#### SET TASK:
Copy nothing but the text: reproduce each line of the listing exactly and leave the pictures out.

Saved entries:
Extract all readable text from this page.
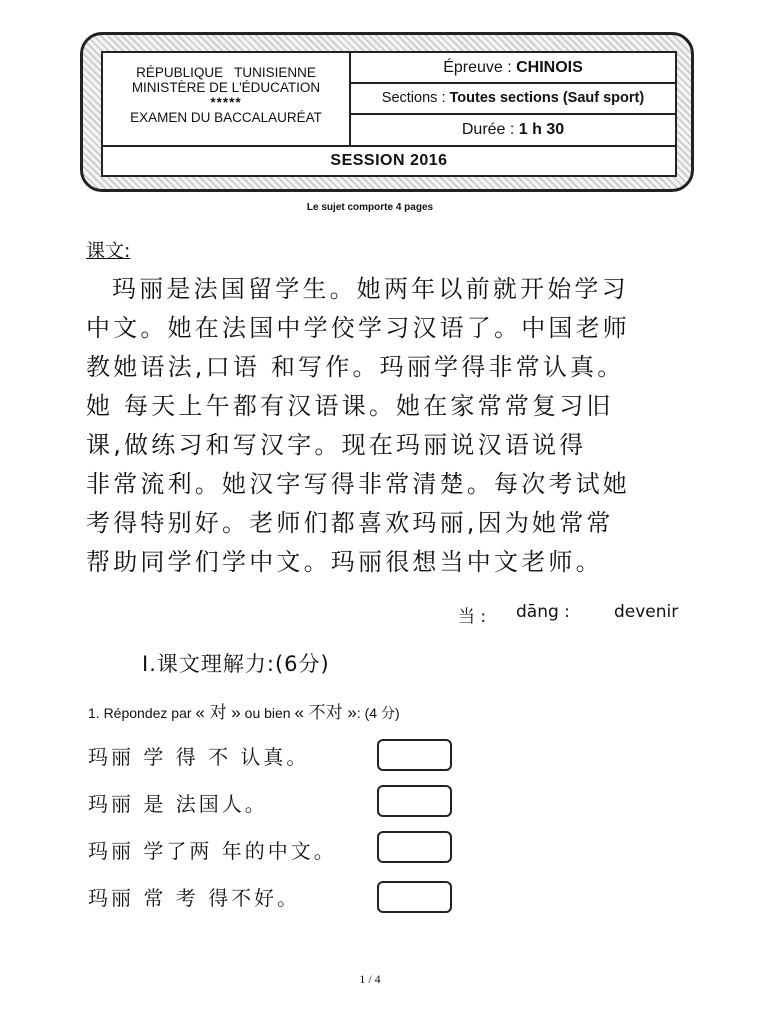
RÉPUBLIQUE   TUNISIENNE
MINISTÈRE DE L'ÉDUCATION
*****
EXAMEN DU BACCALAURÉAT
Épreuve : CHINOIS
Sections : Toutes sections (Sauf sport)
Durée : 1 h 30
SESSION 2016
Le sujet comporte 4 pages
课文:
玛丽是法国留学生。她两年以前就开始学习
中文。她在法国中学佼学习汉语了。中国老师
教她语法,口语 和写作。玛丽学得非常认真。
她 每天上午都有汉语课。她在家常常复习旧
课,做练习和写汉字。现在玛丽说汉语说得
非常流利。她汉字写得非常清楚。每次考试她
考得特别好。老师们都喜欢玛丽,因为她常常
帮助同学们学中文。玛丽很想当中文老师。
当 : dāng :	devenir
I.课文理解力:(6分)
1. Répondez par « 对 » ou bien « 不对 »: (4 分)
玛丽 学 得 不 认真。
玛丽 是 法国人。
玛丽 学了两 年的中文。
玛丽 常 考 得不好。
1 / 4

#### ANSWER:
Extract all readable text from this page.
RÉPUBLIQUE   TUNISIENNE
MINISTÈRE DE L'ÉDUCATION
*****
EXAMEN DU BACCALAURÉAT
Épreuve : CHINOIS
Sections : Toutes sections (Sauf sport)
Durée : 1 h 30
SESSION 2016
Le sujet comporte 4 pages
课文:
玛丽是法国留学生。她两年以前就开始学习
中文。她在法国中学佼学习汉语了。中国老师
教她语法,口语 和写作。玛丽学得非常认真。
她 每天上午都有汉语课。她在家常常复习旧
课,做练习和写汉字。现在玛丽说汉语说得
非常流利。她汉字写得非常清楚。每次考试她
考得特别好。老师们都喜欢玛丽,因为她常常
帮助同学们学中文。玛丽很想当中文老师。
当 : dāng :	devenir
I.课文理解力:(6分)
1. Répondez par « 对 » ou bien « 不对 »: (4 分)
玛丽 学 得 不 认真。
玛丽 是 法国人。
玛丽 学了两 年的中文。
玛丽 常 考 得不好。
1 / 4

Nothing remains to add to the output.